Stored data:
_ _ _ _ _
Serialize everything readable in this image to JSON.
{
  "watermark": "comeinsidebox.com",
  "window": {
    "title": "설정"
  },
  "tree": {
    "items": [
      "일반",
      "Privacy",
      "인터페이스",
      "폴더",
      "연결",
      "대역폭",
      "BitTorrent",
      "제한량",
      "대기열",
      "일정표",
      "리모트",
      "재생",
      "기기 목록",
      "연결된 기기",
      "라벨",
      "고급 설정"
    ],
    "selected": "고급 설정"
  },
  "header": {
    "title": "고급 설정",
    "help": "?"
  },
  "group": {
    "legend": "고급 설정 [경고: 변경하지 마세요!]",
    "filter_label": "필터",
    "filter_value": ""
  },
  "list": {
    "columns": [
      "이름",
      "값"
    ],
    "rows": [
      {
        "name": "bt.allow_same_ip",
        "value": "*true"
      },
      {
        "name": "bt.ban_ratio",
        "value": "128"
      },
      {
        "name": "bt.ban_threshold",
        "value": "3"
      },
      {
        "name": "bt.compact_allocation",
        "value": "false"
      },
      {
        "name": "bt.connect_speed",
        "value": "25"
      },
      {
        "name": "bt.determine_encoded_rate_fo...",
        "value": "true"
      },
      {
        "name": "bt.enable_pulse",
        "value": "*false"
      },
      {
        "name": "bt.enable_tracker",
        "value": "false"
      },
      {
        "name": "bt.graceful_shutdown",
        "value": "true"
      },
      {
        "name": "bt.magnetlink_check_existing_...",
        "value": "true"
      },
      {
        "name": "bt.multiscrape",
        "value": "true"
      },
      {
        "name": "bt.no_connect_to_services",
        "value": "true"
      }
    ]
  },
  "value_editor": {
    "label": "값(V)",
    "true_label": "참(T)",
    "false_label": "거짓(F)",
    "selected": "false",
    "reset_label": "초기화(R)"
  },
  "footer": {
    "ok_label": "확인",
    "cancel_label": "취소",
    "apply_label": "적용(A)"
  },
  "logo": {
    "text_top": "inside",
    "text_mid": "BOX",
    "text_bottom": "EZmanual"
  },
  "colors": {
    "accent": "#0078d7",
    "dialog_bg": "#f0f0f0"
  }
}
_ _ _ _ _
[Task description]
Going through the entries above, tally each line that has the word "name". Answer with the number only.

[Task response]
12